*PAGE EXTRACT*:
+ + + + + + +

# Brute display not working



## lilbigtonka

Ok I tore the rearend out of my bike got it rebuilt and now after sitting a month waiting for the parts I got everything back together now the display lights up when you turn key on then goes blank and the oil red light blinks.....runs perfect but has no fuel mph I mean nothing on dash....I checked all the fuses and everything seems good I only unplugged the fuel pump plug when I did all the work but it is good and clips back on perfect.....bike cranks and runs great just not display and I'm lost on what to check


----------



## aquatic1998

*Display Problems*

Hey hows it going? I had this happen to my brute force and it ended up being in the wiring harness. If you ride alot in the water, if had I had to guess thats what it is. I opened the wiring harness up and soldiered all the connections and siliconed and rewrapped wiring harness. Haven,t had a problem since.

+ + + + + + +

*ACTIONS TO TAKE*:
1. Using the display thread, decide whether each statement agrees with it. Answer yes or no for each, and quote the words that settle it.
(a) The first poster unplugged only the fuel pump plug during the repair.
(b) After reassembly, the bike will not run.
(c) The reply says the fix was replacing the wiring harness with a new one.
2. According to the display thread, why does the reply point to the wiring harness as the likely cause?
3. In the display thread, what happens on the dash when the key is turned on?

[Entries from a dataset]
+ + + + + + +

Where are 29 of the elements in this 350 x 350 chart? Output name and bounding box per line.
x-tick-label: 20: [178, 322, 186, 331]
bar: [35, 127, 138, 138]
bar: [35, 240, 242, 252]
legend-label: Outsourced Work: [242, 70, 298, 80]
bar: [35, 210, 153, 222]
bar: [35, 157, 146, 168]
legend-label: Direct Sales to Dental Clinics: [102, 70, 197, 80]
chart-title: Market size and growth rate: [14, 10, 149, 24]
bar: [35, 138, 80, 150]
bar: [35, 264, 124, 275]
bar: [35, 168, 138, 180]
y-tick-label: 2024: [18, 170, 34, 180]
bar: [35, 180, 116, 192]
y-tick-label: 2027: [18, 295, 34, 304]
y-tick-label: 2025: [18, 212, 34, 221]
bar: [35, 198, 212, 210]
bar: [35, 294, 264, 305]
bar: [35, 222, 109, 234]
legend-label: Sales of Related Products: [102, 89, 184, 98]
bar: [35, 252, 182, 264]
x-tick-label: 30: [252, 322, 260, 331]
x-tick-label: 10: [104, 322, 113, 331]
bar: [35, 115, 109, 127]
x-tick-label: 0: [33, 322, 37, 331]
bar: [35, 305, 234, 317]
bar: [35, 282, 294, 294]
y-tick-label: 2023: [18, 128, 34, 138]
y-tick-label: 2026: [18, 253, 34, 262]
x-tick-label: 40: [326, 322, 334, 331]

+ + + + + + +

*EXPECTED OUTPUTS*:
1.
(a) Yes: "I only unplugged the fuel pump plug when I did all the work"
(b) No: "runs perfect but has no fuel mph"
(c) No: "I opened the wiring harness up and soldiered all the connections and siliconed and rewrapped wiring harness."

2. The replier had the same problem on their own Brute Force, and it turned out to be in the wiring harness. They add that this is their guess if the bike is ridden a lot in water.

3. The display lights up, then goes blank, and the red oil light blinks.